(Some records)
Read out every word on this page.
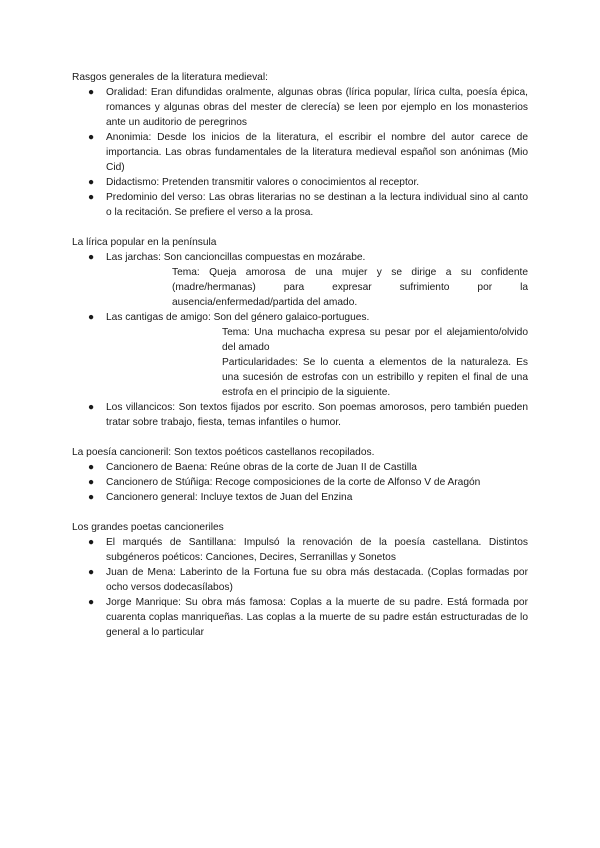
Rasgos generales de la literatura medieval:

● Oralidad: Eran difundidas oralmente, algunas obras (lírica popular, lírica culta, poesía épica, romances y algunas obras del mester de clerecía) se leen por ejemplo en los monasterios ante un auditorio de peregrinos
● Anonimia: Desde los inicios de la literatura, el escribir el nombre del autor carece de importancia. Las obras fundamentales de la literatura medieval español son anónimas (Mio Cid)
● Didactismo: Pretenden transmitir valores o conocimientos al receptor.
● Predominio del verso: Las obras literarias no se destinan a la lectura individual sino al canto o la recitación. Se prefiere el verso a la prosa.

La lírica popular en la península

● Las jarchas: Son cancioncillas compuestas en mozárabe.

Tema: Queja amorosa de una mujer y se dirige a su confidente (madre/hermanas) para expresar sufrimiento por la ausencia/enfermedad/partida del amado.

● Las cantigas de amigo: Son del género galaico-portugues.

Tema: Una muchacha expresa su pesar por el alejamiento/olvido del amado

Particularidades: Se lo cuenta a elementos de la naturaleza. Es una sucesión de estrofas con un estribillo y repiten el final de una estrofa en el principio de la siguiente.

● Los villancicos: Son textos fijados por escrito. Son poemas amorosos, pero también pueden tratar sobre trabajo, fiesta, temas infantiles o humor.

La poesía cancioneril: Son textos poéticos castellanos recopilados.

● Cancionero de Baena: Reúne obras de la corte de Juan II de Castilla
● Cancionero de Stúñiga: Recoge composiciones de la corte de Alfonso V de Aragón
● Cancionero general: Incluye textos de Juan del Enzina

Los grandes poetas cancioneriles

● El marqués de Santillana: Impulsó la renovación de la poesía castellana. Distintos subgéneros poéticos: Canciones, Decires, Serranillas y Sonetos
● Juan de Mena: Laberinto de la Fortuna fue su obra más destacada. (Coplas formadas por ocho versos dodecasílabos)
● Jorge Manrique: Su obra más famosa: Coplas a la muerte de su padre. Está formada por cuarenta coplas manriqueñas. Las coplas a la muerte de su padre están estructuradas de lo general a lo particular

(Task instructions) Quote the records in full and exactly; skip any image.

(Full solution)
Read out every word on this page.
Rasgos generales de la literatura medieval:

● Oralidad: Eran difundidas oralmente, algunas obras (lírica popular, lírica culta, poesía épica, romances y algunas obras del mester de clerecía) se leen por ejemplo en los monasterios ante un auditorio de peregrinos
● Anonimia: Desde los inicios de la literatura, el escribir el nombre del autor carece de importancia. Las obras fundamentales de la literatura medieval español son anónimas (Mio Cid)
● Didactismo: Pretenden transmitir valores o conocimientos al receptor.
● Predominio del verso: Las obras literarias no se destinan a la lectura individual sino al canto o la recitación. Se prefiere el verso a la prosa.

La lírica popular en la península

● Las jarchas: Son cancioncillas compuestas en mozárabe.

Tema: Queja amorosa de una mujer y se dirige a su confidente (madre/hermanas) para expresar sufrimiento por la ausencia/enfermedad/partida del amado.

● Las cantigas de amigo: Son del género galaico-portugues.

Tema: Una muchacha expresa su pesar por el alejamiento/olvido del amado

Particularidades: Se lo cuenta a elementos de la naturaleza. Es una sucesión de estrofas con un estribillo y repiten el final de una estrofa en el principio de la siguiente.

● Los villancicos: Son textos fijados por escrito. Son poemas amorosos, pero también pueden tratar sobre trabajo, fiesta, temas infantiles o humor.

La poesía cancioneril: Son textos poéticos castellanos recopilados.

● Cancionero de Baena: Reúne obras de la corte de Juan II de Castilla
● Cancionero de Stúñiga: Recoge composiciones de la corte de Alfonso V de Aragón
● Cancionero general: Incluye textos de Juan del Enzina

Los grandes poetas cancioneriles

● El marqués de Santillana: Impulsó la renovación de la poesía castellana. Distintos subgéneros poéticos: Canciones, Decires, Serranillas y Sonetos
● Juan de Mena: Laberinto de la Fortuna fue su obra más destacada. (Coplas formadas por ocho versos dodecasílabos)
● Jorge Manrique: Su obra más famosa: Coplas a la muerte de su padre. Está formada por cuarenta coplas manriqueñas. Las coplas a la muerte de su padre están estructuradas de lo general a lo particular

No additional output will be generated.